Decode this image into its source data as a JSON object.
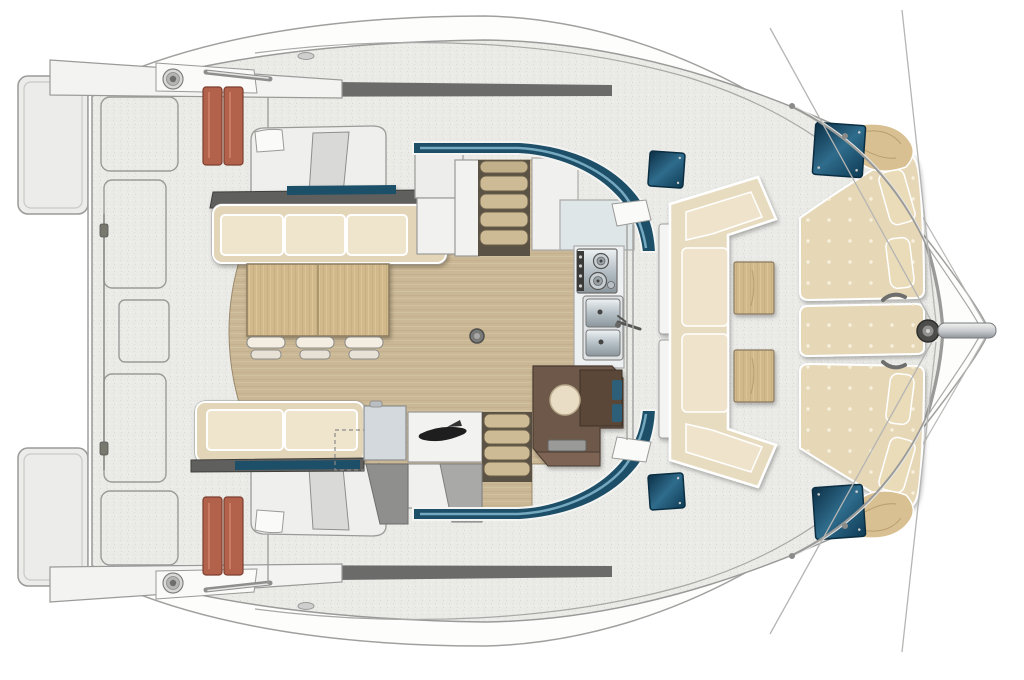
{
  "diagram": {
    "type": "boat-deck-plan",
    "subject": "Catamaran sailing yacht deck and salon floor plan, top-down view, bow pointing right",
    "background": "#ffffff"
  },
  "palette": {
    "hull": "#fdfdfc",
    "deck": "#eaeae7",
    "outline_gray": "#9a9a98",
    "wood_floor": "#cab795",
    "table_wood": "#d2b98c",
    "sofa_frame": "#e3d5b8",
    "cushion": "#efe4cc",
    "cockpit_frame": "#e8dcc0",
    "cockpit_cushion": "#efe3cb",
    "sunpad": "#e6d7b7",
    "pillow": "#eadcb9",
    "corner_cushion": "#d9c092",
    "window_teal": "#1d4f68",
    "window_highlight": "#7fb3ca",
    "hatch": "#0c2f45",
    "hatch_highlight": "#2f6c8c",
    "transom_steps": "#b2614b",
    "counter_dark": "#5f5f5d",
    "nav_brown": "#6e5848",
    "nav_brown_dark": "#5a4738",
    "stool_cream": "#e9ddc5",
    "galley_steel": "#b6c0c6",
    "structure_gray": "#8f8f8d"
  },
  "components": {
    "stern": {
      "swim_platforms": 2,
      "transom_step_columns": 4,
      "deck_hatch_outlines": 5,
      "winches": 2,
      "mooring_rods": 2,
      "lifeline_clamps": 2
    },
    "salon": {
      "forward_sofa_cushions": 3,
      "aft_sofa_cushions": 2,
      "dining_table_panels": 2,
      "bar_stools": 3,
      "companionway_stairs": 2,
      "stair_treads_each": 4,
      "mast_post": 1,
      "helm_seat_consoles": 2
    },
    "galley": {
      "stove_burners": 2,
      "stove_knobs": 4,
      "sink_basins": 2,
      "faucets": 1
    },
    "nav_station": {
      "desks": 1,
      "stools": 1,
      "teal_accent_panels": 2
    },
    "forward_cockpit": {
      "u_sofa_cushions": 4,
      "side_tables": 2,
      "back_panels": 2
    },
    "foredeck": {
      "sun_pad_sections": 3,
      "bolster_pillows": 4,
      "corner_cushions": 2,
      "deck_hatches": 4,
      "window_bands": 2
    },
    "bow": {
      "bowsprit": 1,
      "anchor_hub": 1,
      "cleats": 2,
      "rigging_lines": 4,
      "rail_segments": 2
    }
  }
}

━━━━━━━━

* Task requirements *
Quote each entry above verbatim and drop the pictures.

* Answer *
Decode this image into its source data as a JSON object.
{
  "diagram": {
    "type": "boat-deck-plan",
    "subject": "Catamaran sailing yacht deck and salon floor plan, top-down view, bow pointing right",
    "background": "#ffffff"
  },
  "palette": {
    "hull": "#fdfdfc",
    "deck": "#eaeae7",
    "outline_gray": "#9a9a98",
    "wood_floor": "#cab795",
    "table_wood": "#d2b98c",
    "sofa_frame": "#e3d5b8",
    "cushion": "#efe4cc",
    "cockpit_frame": "#e8dcc0",
    "cockpit_cushion": "#efe3cb",
    "sunpad": "#e6d7b7",
    "pillow": "#eadcb9",
    "corner_cushion": "#d9c092",
    "window_teal": "#1d4f68",
    "window_highlight": "#7fb3ca",
    "hatch": "#0c2f45",
    "hatch_highlight": "#2f6c8c",
    "transom_steps": "#b2614b",
    "counter_dark": "#5f5f5d",
    "nav_brown": "#6e5848",
    "nav_brown_dark": "#5a4738",
    "stool_cream": "#e9ddc5",
    "galley_steel": "#b6c0c6",
    "structure_gray": "#8f8f8d"
  },
  "components": {
    "stern": {
      "swim_platforms": 2,
      "transom_step_columns": 4,
      "deck_hatch_outlines": 5,
      "winches": 2,
      "mooring_rods": 2,
      "lifeline_clamps": 2
    },
    "salon": {
      "forward_sofa_cushions": 3,
      "aft_sofa_cushions": 2,
      "dining_table_panels": 2,
      "bar_stools": 3,
      "companionway_stairs": 2,
      "stair_treads_each": 4,
      "mast_post": 1,
      "helm_seat_consoles": 2
    },
    "galley": {
      "stove_burners": 2,
      "stove_knobs": 4,
      "sink_basins": 2,
      "faucets": 1
    },
    "nav_station": {
      "desks": 1,
      "stools": 1,
      "teal_accent_panels": 2
    },
    "forward_cockpit": {
      "u_sofa_cushions": 4,
      "side_tables": 2,
      "back_panels": 2
    },
    "foredeck": {
      "sun_pad_sections": 3,
      "bolster_pillows": 4,
      "corner_cushions": 2,
      "deck_hatches": 4,
      "window_bands": 2
    },
    "bow": {
      "bowsprit": 1,
      "anchor_hub": 1,
      "cleats": 2,
      "rigging_lines": 4,
      "rail_segments": 2
    }
  }
}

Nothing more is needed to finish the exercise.